▶ RECORDS FOR THE TASK:

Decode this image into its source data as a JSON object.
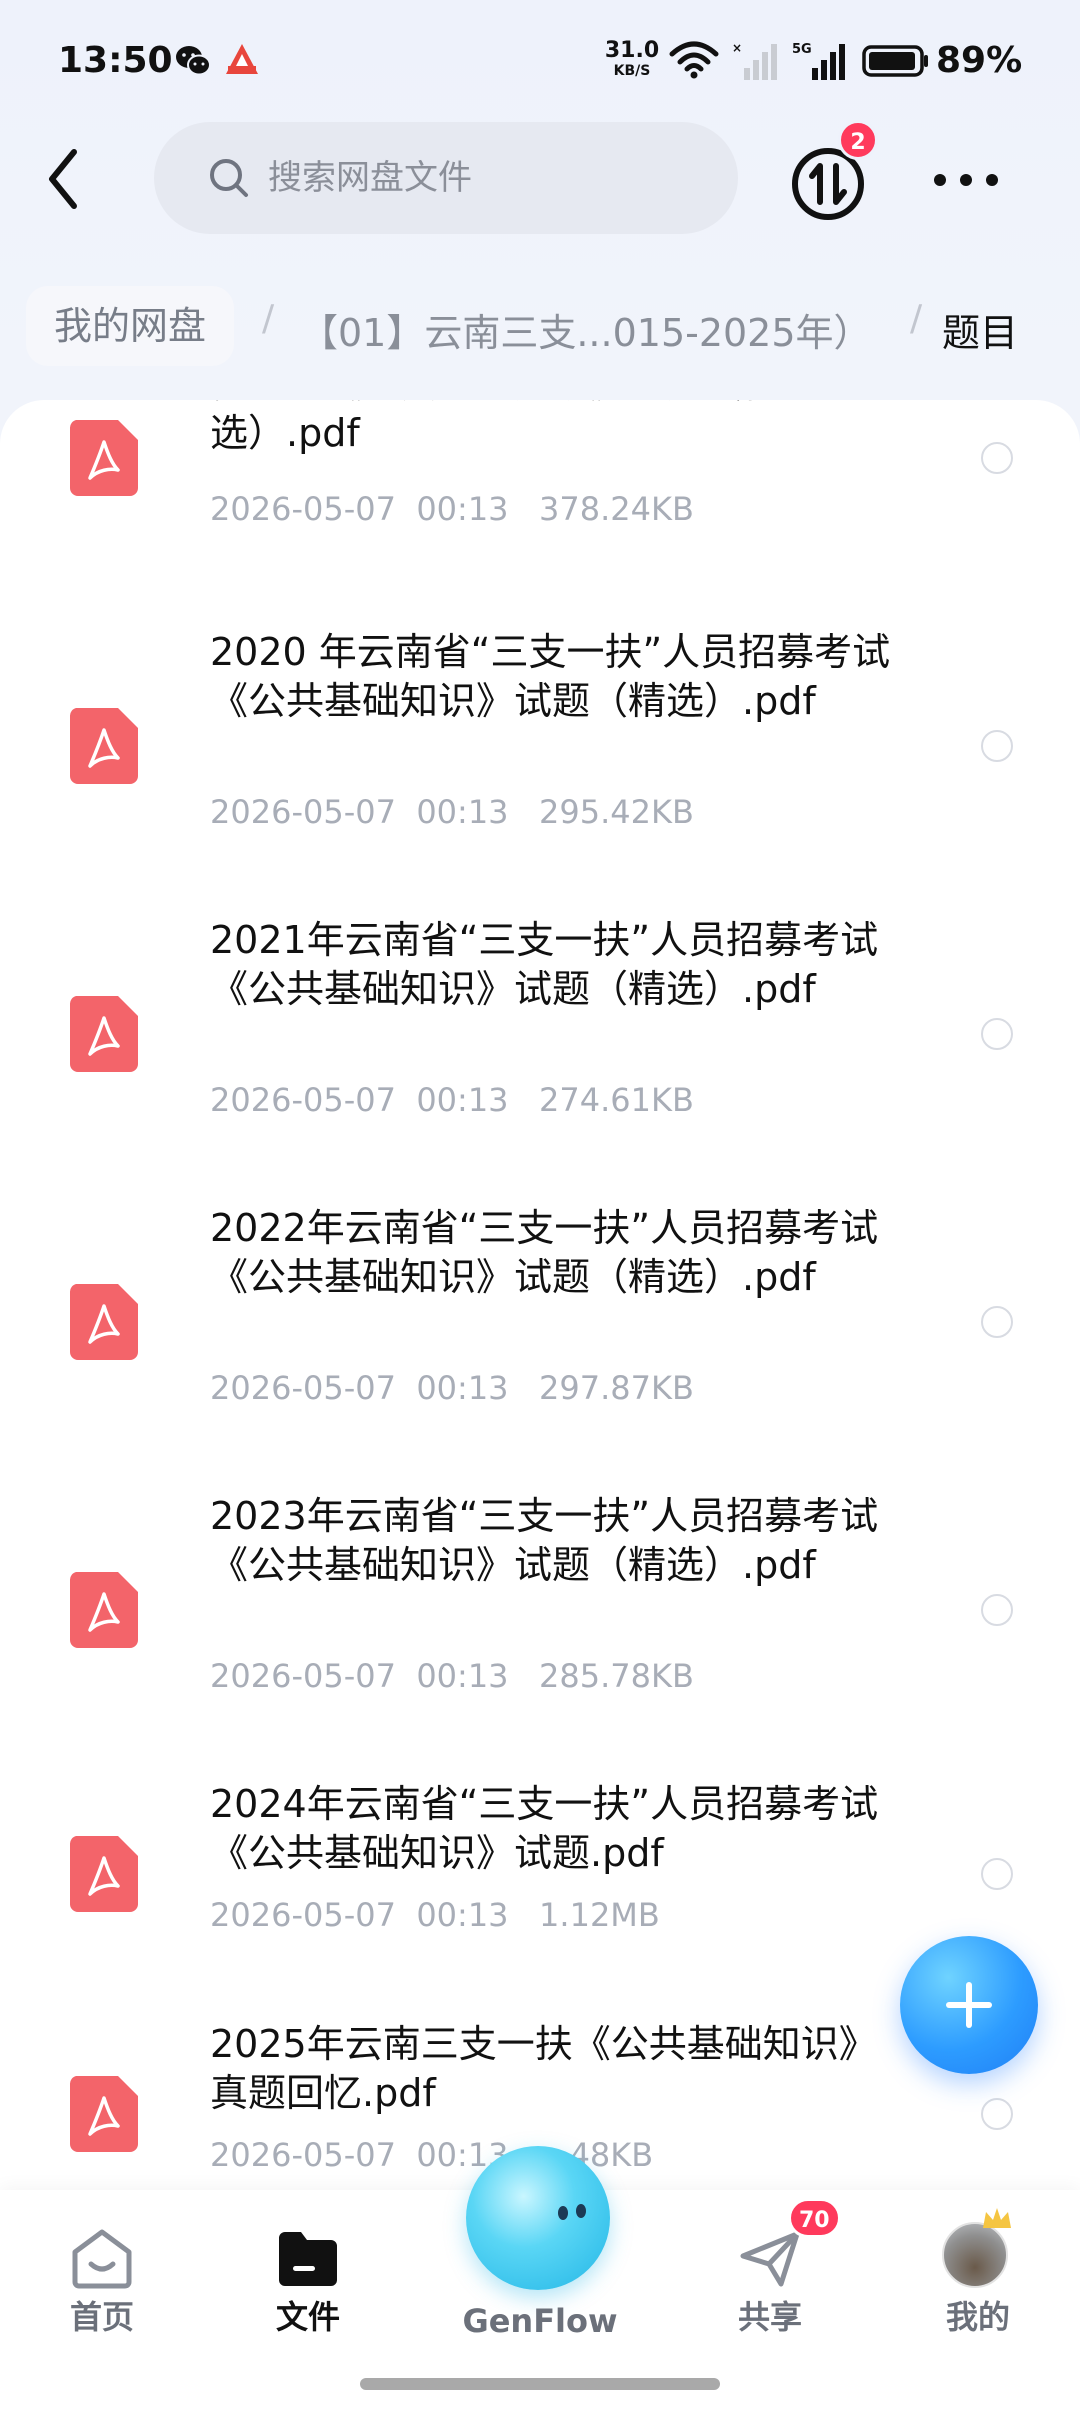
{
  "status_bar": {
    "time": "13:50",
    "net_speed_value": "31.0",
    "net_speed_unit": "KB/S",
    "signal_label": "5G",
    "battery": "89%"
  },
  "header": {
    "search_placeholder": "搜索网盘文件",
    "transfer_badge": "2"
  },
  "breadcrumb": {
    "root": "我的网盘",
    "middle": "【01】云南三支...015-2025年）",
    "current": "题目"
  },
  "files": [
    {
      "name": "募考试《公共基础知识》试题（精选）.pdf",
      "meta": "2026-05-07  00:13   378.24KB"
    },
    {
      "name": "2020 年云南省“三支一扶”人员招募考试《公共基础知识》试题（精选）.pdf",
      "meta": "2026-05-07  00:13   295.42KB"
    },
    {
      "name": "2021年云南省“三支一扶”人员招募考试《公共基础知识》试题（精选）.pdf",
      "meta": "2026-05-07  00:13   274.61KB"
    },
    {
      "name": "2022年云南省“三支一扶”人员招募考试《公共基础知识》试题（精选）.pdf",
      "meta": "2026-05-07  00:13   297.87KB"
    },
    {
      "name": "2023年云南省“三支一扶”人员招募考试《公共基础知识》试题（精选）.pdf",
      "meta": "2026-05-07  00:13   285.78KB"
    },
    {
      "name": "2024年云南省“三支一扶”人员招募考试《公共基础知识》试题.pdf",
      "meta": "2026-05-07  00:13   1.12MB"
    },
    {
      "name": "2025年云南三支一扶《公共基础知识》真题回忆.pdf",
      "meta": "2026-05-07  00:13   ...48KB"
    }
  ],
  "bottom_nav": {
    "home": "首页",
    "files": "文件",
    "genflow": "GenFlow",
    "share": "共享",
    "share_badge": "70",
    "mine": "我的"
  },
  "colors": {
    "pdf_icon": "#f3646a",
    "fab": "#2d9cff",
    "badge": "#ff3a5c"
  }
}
--
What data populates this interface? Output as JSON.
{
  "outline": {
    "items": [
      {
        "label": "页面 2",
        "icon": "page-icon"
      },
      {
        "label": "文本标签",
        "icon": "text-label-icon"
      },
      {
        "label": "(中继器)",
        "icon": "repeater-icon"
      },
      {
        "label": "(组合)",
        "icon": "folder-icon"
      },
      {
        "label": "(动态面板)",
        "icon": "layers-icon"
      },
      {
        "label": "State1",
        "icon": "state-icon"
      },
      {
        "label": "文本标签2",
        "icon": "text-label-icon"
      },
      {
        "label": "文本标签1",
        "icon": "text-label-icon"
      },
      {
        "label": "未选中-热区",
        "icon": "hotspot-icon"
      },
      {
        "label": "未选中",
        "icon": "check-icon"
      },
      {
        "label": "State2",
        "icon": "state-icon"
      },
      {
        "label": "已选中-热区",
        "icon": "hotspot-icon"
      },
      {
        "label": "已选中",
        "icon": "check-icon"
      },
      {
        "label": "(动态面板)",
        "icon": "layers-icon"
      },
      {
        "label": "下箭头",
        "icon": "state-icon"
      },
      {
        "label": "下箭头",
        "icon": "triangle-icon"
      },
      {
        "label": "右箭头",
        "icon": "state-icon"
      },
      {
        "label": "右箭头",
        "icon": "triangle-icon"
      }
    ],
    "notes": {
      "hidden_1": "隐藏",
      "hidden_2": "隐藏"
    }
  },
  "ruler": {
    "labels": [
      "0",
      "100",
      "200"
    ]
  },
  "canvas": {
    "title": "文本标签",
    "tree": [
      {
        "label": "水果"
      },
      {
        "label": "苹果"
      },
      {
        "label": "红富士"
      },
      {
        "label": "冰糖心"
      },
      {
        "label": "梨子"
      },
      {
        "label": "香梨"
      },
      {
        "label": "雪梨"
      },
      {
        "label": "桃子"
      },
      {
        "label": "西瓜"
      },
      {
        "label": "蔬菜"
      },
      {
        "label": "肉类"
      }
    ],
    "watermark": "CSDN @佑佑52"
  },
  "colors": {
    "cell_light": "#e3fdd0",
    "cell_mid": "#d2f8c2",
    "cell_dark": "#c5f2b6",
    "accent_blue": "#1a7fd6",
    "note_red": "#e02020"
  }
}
---
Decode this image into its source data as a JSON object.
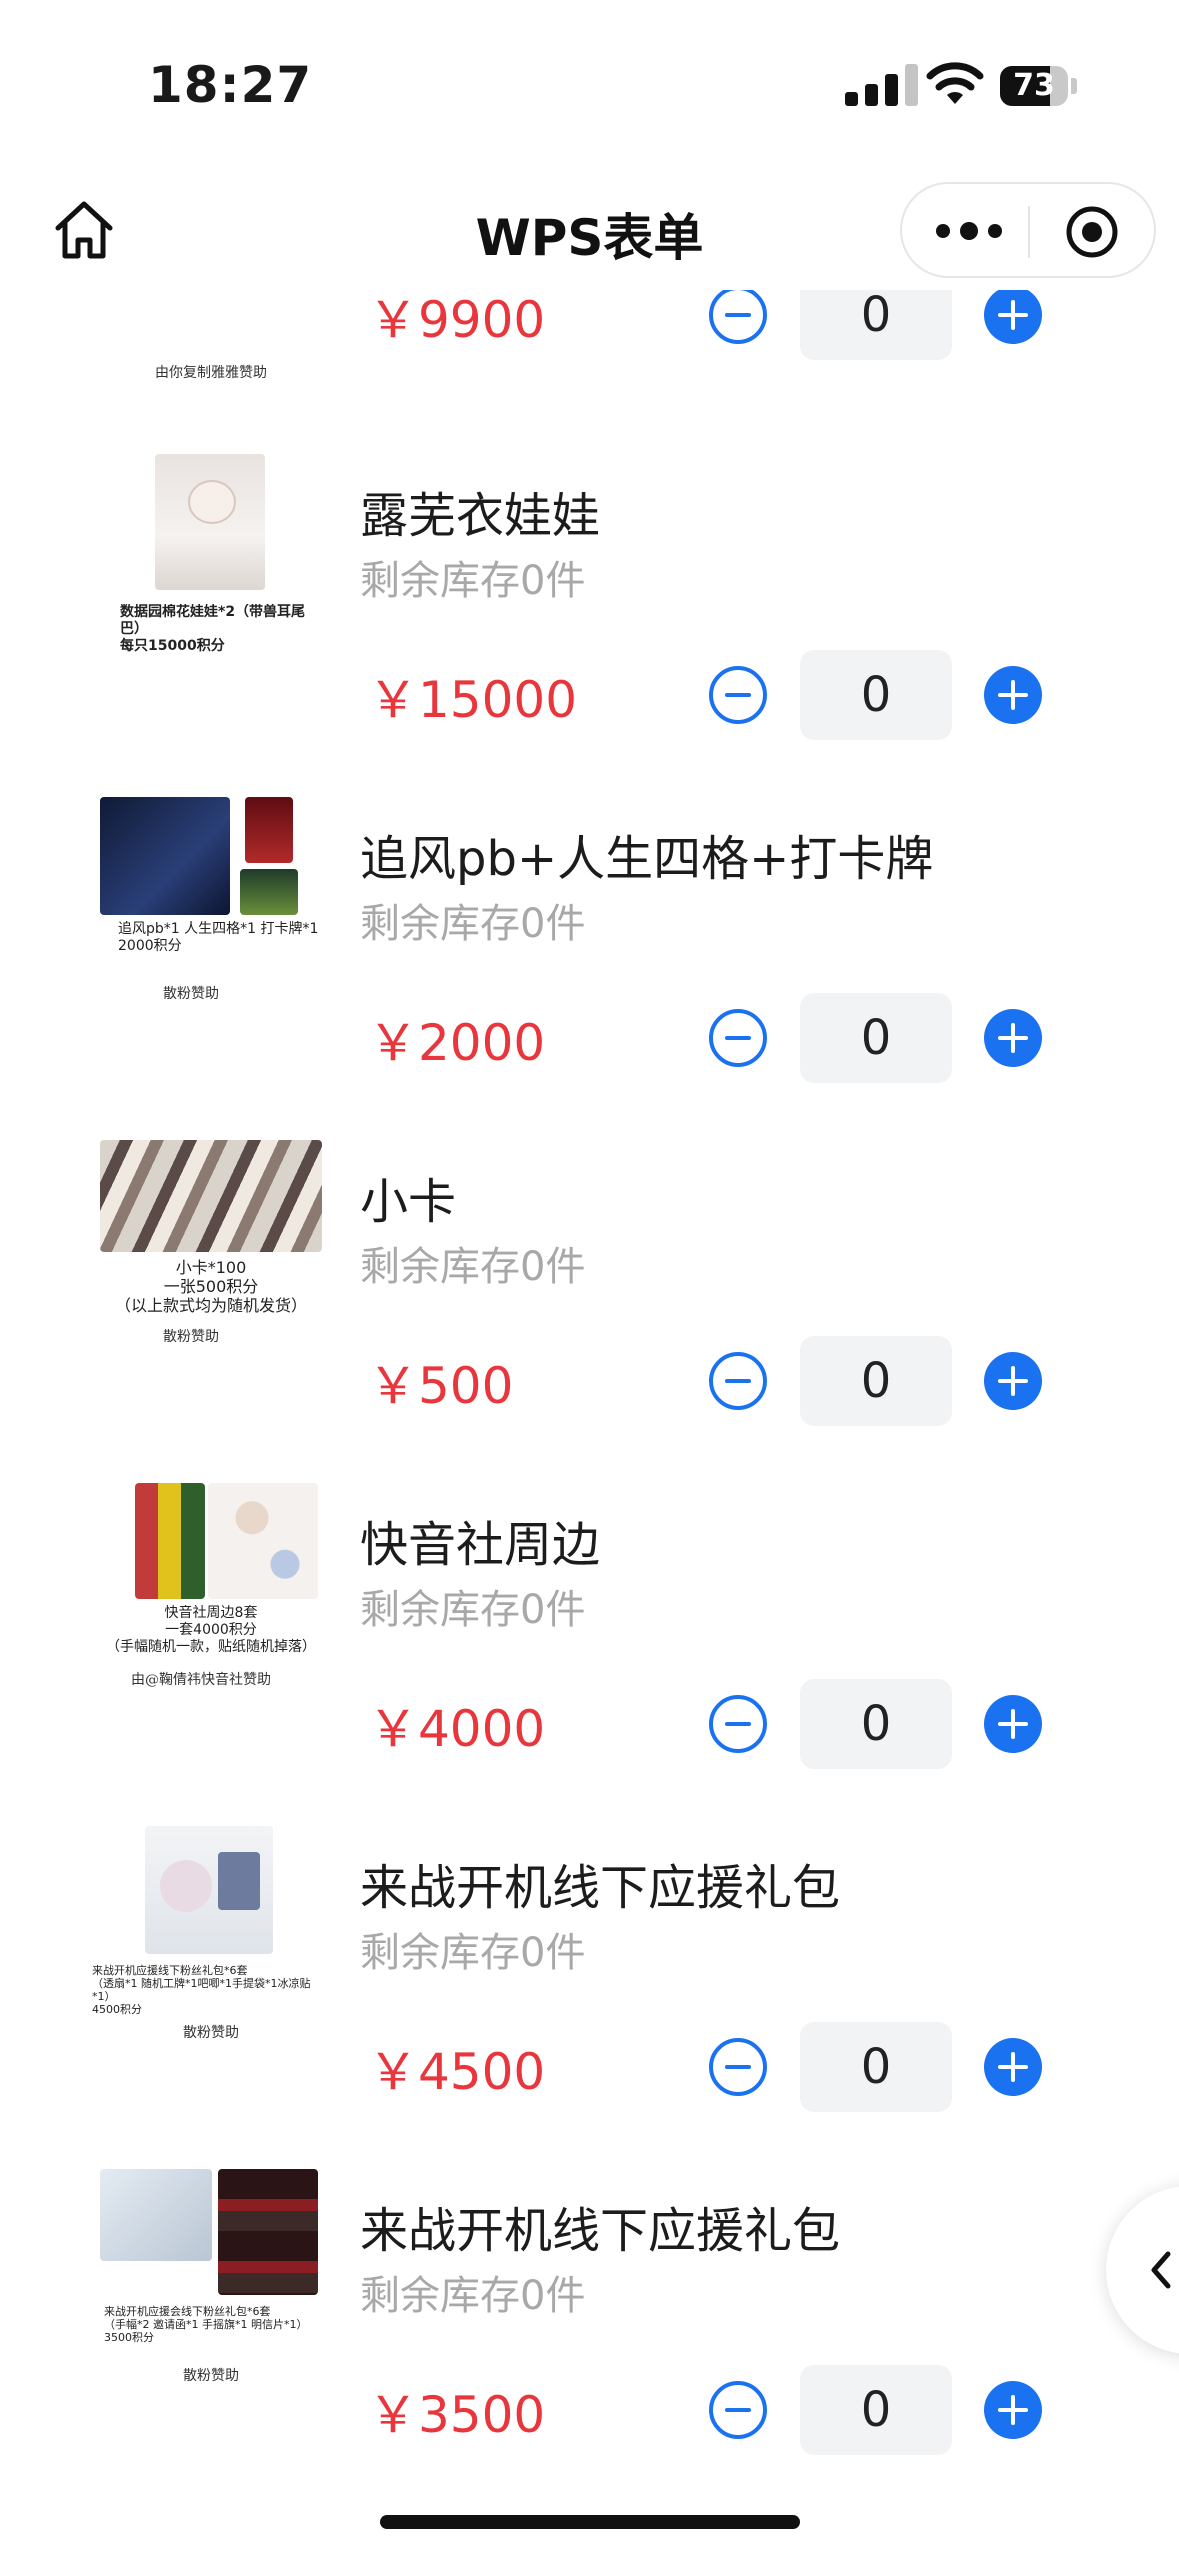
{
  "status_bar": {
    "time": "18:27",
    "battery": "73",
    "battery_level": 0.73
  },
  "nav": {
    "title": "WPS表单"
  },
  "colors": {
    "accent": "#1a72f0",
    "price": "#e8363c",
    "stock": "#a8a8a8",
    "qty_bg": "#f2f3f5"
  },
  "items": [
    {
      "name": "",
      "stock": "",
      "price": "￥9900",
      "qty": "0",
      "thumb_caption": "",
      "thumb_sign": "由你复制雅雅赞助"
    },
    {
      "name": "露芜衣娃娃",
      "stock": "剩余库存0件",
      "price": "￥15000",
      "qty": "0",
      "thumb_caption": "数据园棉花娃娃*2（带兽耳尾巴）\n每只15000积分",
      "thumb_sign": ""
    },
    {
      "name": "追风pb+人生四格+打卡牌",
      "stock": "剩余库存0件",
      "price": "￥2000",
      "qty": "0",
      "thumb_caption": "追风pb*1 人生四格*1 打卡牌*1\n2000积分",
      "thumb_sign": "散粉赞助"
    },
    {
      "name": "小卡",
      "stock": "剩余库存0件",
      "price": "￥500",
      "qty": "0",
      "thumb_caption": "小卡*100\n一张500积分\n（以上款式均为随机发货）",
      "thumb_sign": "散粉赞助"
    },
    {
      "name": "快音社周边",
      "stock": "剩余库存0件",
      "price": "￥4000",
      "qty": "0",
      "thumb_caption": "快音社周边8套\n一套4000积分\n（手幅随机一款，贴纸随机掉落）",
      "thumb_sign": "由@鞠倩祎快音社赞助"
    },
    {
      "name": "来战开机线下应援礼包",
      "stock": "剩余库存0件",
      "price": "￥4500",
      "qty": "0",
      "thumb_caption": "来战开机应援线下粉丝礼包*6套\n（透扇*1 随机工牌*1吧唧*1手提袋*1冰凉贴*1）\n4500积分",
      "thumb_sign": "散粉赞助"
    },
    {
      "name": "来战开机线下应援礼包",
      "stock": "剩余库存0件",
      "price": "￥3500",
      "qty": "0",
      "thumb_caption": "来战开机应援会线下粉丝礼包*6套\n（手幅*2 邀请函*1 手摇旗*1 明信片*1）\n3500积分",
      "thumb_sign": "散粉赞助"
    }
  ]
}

▶ INSTRUCTIONS TO FOLLOW:
For the material, find the number of lines holding the word "人生四格" and give that figure and nothing more.

▶ CORRECT OUTPUT:
2